___ STORED ROWS

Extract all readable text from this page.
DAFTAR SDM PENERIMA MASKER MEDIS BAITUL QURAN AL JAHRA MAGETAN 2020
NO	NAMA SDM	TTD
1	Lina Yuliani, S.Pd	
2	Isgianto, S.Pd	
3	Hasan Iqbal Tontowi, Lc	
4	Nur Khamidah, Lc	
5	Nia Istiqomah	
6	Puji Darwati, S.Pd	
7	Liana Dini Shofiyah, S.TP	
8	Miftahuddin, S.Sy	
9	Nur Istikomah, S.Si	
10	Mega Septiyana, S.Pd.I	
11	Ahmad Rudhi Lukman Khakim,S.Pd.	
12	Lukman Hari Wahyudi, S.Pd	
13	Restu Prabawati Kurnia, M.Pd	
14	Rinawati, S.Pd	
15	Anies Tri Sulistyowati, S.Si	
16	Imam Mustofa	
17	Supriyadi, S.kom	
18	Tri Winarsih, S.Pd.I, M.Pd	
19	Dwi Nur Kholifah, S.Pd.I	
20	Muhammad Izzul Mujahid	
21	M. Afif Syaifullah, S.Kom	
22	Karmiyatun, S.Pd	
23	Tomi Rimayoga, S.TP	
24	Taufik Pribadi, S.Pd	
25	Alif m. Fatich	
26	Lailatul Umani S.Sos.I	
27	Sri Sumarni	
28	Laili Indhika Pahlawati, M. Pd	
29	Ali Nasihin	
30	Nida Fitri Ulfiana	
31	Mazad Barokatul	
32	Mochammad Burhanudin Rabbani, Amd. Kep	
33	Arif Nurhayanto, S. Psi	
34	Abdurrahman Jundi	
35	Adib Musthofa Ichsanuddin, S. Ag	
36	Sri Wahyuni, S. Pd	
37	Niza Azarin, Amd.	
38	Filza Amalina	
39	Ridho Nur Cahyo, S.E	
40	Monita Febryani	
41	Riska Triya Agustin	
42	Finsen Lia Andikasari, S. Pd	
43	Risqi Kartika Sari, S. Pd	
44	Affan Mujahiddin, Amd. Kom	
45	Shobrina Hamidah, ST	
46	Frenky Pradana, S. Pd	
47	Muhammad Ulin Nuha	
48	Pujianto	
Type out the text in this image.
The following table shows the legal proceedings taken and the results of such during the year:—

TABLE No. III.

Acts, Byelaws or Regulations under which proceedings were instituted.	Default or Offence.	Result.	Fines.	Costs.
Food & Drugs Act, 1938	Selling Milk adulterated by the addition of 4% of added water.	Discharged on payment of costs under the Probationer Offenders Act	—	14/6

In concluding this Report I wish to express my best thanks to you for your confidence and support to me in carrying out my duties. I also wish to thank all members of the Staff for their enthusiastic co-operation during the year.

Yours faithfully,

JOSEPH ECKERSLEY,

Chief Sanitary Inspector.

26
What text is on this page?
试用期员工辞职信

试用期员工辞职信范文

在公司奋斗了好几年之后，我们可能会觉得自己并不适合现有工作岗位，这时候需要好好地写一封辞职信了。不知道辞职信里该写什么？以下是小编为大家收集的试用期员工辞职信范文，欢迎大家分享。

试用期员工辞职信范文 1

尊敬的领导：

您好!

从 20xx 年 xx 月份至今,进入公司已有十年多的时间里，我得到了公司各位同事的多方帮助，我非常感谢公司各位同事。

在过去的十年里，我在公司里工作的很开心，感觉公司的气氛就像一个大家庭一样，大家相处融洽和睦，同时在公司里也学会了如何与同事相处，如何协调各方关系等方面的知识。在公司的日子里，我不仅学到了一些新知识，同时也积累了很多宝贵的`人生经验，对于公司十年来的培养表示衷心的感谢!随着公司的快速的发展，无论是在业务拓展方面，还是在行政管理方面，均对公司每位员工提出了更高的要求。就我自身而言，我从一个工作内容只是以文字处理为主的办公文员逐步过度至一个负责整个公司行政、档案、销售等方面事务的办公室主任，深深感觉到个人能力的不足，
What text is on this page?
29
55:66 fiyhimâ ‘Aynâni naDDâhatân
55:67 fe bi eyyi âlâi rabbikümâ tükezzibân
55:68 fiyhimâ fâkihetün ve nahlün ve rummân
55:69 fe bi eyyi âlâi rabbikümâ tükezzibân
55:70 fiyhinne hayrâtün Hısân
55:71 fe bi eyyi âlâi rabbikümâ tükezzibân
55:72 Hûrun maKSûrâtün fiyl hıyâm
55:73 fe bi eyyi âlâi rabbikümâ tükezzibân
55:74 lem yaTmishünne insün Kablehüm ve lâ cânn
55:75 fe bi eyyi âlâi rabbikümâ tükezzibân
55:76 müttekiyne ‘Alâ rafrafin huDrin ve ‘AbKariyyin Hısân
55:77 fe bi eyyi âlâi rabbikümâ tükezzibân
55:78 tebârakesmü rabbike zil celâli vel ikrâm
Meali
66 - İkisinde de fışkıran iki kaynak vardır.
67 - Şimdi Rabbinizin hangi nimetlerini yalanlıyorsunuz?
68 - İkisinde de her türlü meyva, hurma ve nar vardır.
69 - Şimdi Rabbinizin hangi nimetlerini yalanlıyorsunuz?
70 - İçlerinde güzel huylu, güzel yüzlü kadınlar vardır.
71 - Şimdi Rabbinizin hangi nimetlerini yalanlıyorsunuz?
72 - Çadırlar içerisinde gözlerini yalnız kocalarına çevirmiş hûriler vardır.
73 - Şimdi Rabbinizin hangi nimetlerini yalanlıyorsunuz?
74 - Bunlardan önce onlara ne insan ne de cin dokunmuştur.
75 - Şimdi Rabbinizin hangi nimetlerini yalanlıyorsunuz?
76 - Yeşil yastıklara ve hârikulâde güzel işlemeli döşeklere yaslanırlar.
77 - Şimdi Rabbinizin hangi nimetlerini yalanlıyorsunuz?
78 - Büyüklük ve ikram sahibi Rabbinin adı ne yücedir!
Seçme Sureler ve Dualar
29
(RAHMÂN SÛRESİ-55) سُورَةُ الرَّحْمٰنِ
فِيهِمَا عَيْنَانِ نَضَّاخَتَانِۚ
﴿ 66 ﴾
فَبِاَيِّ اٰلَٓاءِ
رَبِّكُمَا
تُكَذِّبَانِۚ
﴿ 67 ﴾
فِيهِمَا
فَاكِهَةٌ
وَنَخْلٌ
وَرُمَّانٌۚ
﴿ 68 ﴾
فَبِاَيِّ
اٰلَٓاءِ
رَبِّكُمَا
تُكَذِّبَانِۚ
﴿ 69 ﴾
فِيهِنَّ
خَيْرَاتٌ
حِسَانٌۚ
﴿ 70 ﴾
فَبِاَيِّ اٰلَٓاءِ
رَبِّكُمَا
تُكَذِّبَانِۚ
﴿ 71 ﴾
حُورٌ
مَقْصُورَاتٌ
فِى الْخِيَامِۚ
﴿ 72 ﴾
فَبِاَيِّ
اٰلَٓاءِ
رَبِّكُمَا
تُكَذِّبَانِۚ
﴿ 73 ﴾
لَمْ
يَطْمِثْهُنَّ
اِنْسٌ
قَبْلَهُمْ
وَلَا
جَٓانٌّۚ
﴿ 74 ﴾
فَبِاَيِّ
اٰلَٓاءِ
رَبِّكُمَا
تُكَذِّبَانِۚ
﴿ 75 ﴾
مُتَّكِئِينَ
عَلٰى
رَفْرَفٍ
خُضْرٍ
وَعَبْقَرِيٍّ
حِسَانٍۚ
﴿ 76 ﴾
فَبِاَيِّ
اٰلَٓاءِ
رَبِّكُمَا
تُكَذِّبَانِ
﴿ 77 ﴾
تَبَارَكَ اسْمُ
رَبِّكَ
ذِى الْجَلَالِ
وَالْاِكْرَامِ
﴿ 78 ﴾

______

▸ **INSTRUCTIONS FOR THE TASK**
Look through the entries and return every line where "under" appears.

▸ **COMPLETE RESPONSE**
Acts, Byelaws or Regulations under which proceedings were instituted.	Default or Offence.	Result.	Fines.	Costs.
Food & Drugs Act, 1938	Selling Milk adulterated by the addition of 4% of added water.	Discharged on payment of costs under the Probationer Offenders Act	—	14/6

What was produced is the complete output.